* BRIEF: Every record below should be printed exactly as given.

* RECORDED DATA:
** Begin **

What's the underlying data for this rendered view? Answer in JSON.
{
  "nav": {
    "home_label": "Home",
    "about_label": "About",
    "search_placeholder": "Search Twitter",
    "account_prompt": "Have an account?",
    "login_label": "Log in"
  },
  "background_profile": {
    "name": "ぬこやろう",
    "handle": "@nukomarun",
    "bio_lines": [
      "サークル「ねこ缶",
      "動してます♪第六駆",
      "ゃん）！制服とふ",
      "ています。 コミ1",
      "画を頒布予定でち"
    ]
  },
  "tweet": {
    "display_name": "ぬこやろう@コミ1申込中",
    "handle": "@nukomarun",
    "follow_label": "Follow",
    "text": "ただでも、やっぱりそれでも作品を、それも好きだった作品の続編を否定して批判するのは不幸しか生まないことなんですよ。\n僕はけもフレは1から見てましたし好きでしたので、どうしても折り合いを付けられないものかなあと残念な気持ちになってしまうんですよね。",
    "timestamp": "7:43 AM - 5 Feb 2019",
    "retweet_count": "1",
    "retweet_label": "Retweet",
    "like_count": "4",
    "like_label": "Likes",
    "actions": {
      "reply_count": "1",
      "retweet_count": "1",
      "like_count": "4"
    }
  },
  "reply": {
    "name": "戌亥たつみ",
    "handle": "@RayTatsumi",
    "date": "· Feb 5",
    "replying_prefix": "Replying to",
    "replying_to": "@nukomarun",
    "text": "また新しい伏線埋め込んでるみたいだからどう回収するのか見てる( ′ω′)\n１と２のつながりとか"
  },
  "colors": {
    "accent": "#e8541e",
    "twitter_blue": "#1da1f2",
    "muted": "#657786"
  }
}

** End **

* IN RESPONSE:
What's the underlying data for this rendered view? Answer in JSON.
{
  "nav": {
    "home_label": "Home",
    "about_label": "About",
    "search_placeholder": "Search Twitter",
    "account_prompt": "Have an account?",
    "login_label": "Log in"
  },
  "background_profile": {
    "name": "ぬこやろう",
    "handle": "@nukomarun",
    "bio_lines": [
      "サークル「ねこ缶",
      "動してます♪第六駆",
      "ゃん）！制服とふ",
      "ています。 コミ1",
      "画を頒布予定でち"
    ]
  },
  "tweet": {
    "display_name": "ぬこやろう@コミ1申込中",
    "handle": "@nukomarun",
    "follow_label": "Follow",
    "text": "ただでも、やっぱりそれでも作品を、それも好きだった作品の続編を否定して批判するのは不幸しか生まないことなんですよ。\n僕はけもフレは1から見てましたし好きでしたので、どうしても折り合いを付けられないものかなあと残念な気持ちになってしまうんですよね。",
    "timestamp": "7:43 AM - 5 Feb 2019",
    "retweet_count": "1",
    "retweet_label": "Retweet",
    "like_count": "4",
    "like_label": "Likes",
    "actions": {
      "reply_count": "1",
      "retweet_count": "1",
      "like_count": "4"
    }
  },
  "reply": {
    "name": "戌亥たつみ",
    "handle": "@RayTatsumi",
    "date": "· Feb 5",
    "replying_prefix": "Replying to",
    "replying_to": "@nukomarun",
    "text": "また新しい伏線埋め込んでるみたいだからどう回収するのか見てる( ′ω′)\n１と２のつながりとか"
  },
  "colors": {
    "accent": "#e8541e",
    "twitter_blue": "#1da1f2",
    "muted": "#657786"
  }
}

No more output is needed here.